▶ [What is asked]
Scan the data beneath this task and copy each line that includes "corretto".

(Collected data entries)
▬▬▬▬▬▬▬▬▬▬
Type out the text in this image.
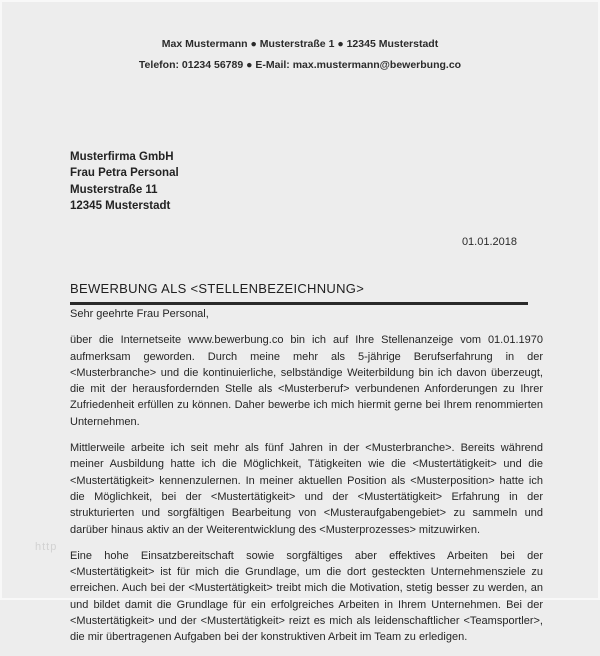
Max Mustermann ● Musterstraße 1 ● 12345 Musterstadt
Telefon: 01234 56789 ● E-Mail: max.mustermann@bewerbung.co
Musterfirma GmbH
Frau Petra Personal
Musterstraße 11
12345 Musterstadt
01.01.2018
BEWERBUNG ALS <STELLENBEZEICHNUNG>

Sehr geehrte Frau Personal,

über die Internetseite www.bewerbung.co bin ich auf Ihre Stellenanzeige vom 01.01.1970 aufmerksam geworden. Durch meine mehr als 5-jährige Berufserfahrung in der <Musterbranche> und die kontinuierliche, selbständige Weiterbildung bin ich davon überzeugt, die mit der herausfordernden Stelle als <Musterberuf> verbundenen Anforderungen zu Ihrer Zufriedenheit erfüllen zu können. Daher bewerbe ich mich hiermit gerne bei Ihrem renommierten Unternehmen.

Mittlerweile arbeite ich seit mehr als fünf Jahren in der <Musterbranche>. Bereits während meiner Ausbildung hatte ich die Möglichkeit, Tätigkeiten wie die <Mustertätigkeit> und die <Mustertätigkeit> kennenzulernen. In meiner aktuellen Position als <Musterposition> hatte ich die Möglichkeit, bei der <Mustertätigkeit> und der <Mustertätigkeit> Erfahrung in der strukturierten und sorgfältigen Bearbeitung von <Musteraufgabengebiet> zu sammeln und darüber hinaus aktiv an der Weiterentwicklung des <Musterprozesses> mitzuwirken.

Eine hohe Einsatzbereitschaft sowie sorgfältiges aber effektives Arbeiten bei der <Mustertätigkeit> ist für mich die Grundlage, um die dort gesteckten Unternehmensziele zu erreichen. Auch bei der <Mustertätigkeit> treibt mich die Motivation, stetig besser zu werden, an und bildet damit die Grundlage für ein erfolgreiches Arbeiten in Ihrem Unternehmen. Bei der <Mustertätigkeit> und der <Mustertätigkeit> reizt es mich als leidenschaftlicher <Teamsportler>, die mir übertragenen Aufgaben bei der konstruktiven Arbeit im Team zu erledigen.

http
▬▬▬▬▬▬▬▬▬▬
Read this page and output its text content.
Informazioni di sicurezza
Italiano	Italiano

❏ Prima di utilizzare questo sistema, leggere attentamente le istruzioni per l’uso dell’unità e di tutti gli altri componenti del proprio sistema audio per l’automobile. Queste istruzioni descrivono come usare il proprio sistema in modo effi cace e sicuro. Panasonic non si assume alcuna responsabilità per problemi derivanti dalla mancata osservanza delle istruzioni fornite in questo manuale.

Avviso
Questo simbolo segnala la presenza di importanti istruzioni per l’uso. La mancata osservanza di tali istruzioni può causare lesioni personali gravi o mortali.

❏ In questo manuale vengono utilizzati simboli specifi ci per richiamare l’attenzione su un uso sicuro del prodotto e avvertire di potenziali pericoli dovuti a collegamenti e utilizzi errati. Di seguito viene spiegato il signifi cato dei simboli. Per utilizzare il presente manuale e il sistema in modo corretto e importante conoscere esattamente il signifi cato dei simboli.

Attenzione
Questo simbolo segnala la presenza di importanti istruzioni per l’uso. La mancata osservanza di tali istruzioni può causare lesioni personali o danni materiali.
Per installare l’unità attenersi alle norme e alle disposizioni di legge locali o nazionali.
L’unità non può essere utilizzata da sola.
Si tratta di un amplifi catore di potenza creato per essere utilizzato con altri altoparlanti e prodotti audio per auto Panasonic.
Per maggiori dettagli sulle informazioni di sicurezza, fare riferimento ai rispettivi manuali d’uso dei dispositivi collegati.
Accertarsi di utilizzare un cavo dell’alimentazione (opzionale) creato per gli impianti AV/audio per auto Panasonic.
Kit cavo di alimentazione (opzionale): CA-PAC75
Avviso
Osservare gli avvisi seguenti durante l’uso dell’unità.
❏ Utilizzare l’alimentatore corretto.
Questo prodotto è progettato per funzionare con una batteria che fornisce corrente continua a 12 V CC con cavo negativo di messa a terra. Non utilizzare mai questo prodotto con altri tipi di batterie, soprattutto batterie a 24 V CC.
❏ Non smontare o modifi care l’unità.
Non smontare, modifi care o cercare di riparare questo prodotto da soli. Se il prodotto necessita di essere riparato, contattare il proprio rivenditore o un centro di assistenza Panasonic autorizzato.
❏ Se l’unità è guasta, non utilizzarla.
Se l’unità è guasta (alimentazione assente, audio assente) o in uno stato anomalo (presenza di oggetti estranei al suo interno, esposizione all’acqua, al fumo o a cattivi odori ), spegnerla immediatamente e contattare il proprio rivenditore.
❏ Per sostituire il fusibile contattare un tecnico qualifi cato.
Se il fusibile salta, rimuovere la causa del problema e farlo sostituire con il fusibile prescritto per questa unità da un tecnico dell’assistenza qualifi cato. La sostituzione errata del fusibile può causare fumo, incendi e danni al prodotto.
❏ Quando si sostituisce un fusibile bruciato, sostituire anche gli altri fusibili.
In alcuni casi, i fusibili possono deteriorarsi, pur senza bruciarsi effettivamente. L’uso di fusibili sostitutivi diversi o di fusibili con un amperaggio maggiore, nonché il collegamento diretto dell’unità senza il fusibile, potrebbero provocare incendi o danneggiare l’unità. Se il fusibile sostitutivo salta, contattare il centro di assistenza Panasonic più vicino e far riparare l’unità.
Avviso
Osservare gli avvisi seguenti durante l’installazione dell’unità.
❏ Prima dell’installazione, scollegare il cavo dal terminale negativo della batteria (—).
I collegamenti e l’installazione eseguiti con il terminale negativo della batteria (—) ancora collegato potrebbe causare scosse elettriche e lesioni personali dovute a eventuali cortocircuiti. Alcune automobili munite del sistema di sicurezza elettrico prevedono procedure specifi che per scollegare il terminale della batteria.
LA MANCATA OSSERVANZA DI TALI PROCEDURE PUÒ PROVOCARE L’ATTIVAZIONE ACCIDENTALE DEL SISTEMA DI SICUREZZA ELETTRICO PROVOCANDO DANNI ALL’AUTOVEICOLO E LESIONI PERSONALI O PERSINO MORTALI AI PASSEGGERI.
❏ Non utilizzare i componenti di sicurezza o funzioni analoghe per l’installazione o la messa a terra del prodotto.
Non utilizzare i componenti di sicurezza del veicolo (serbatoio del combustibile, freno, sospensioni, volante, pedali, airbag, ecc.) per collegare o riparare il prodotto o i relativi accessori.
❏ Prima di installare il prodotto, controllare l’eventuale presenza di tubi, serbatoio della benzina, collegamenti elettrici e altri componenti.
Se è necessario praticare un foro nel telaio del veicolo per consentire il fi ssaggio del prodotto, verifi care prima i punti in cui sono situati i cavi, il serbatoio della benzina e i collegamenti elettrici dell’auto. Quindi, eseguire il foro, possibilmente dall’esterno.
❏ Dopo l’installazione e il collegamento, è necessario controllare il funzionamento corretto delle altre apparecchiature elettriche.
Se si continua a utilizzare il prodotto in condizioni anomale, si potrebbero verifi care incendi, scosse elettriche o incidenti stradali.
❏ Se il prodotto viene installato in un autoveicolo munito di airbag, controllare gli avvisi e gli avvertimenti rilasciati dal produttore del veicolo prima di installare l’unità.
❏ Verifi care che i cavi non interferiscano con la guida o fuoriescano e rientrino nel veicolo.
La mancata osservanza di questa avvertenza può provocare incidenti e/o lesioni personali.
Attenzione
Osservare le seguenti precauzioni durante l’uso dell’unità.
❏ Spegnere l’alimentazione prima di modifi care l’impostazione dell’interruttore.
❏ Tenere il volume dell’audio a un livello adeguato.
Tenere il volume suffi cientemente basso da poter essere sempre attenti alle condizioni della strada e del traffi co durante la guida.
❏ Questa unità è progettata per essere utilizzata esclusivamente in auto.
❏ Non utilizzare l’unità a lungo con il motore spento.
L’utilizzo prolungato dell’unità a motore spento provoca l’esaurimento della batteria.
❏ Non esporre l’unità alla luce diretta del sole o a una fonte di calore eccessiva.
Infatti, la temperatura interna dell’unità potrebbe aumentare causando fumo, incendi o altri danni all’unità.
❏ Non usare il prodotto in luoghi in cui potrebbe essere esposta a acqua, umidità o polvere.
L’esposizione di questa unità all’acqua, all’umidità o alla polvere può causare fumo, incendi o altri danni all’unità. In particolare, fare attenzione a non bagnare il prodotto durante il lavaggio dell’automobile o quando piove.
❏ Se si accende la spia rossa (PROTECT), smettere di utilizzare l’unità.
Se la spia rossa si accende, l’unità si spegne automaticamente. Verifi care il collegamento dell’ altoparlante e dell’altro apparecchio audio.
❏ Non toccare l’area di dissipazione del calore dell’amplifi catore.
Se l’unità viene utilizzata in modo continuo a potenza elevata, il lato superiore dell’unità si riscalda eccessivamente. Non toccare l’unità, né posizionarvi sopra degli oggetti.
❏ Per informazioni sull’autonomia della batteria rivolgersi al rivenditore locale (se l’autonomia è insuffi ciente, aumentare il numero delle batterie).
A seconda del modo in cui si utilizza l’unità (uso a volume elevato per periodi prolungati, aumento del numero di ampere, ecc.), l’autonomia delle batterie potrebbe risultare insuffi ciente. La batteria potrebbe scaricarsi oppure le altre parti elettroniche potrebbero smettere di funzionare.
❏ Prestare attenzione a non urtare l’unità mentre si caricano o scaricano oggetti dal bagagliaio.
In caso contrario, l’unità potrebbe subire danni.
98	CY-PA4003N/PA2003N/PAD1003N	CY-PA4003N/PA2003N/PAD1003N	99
▬▬▬▬▬▬▬▬▬▬
▶ [Task result]
❏ In questo manuale vengono utilizzati simboli specifi ci per richiamare l’attenzione su un uso sicuro del prodotto e avvertire di potenziali pericoli dovuti a collegamenti e utilizzi errati. Di seguito viene spiegato il signifi cato dei simboli. Per utilizzare il presente manuale e il sistema in modo corretto e importante conoscere esattamente il signifi cato dei simboli.
❏ Utilizzare l’alimentatore corretto.
❏ Dopo l’installazione e il collegamento, è necessario controllare il funzionamento corretto delle altre apparecchiature elettriche.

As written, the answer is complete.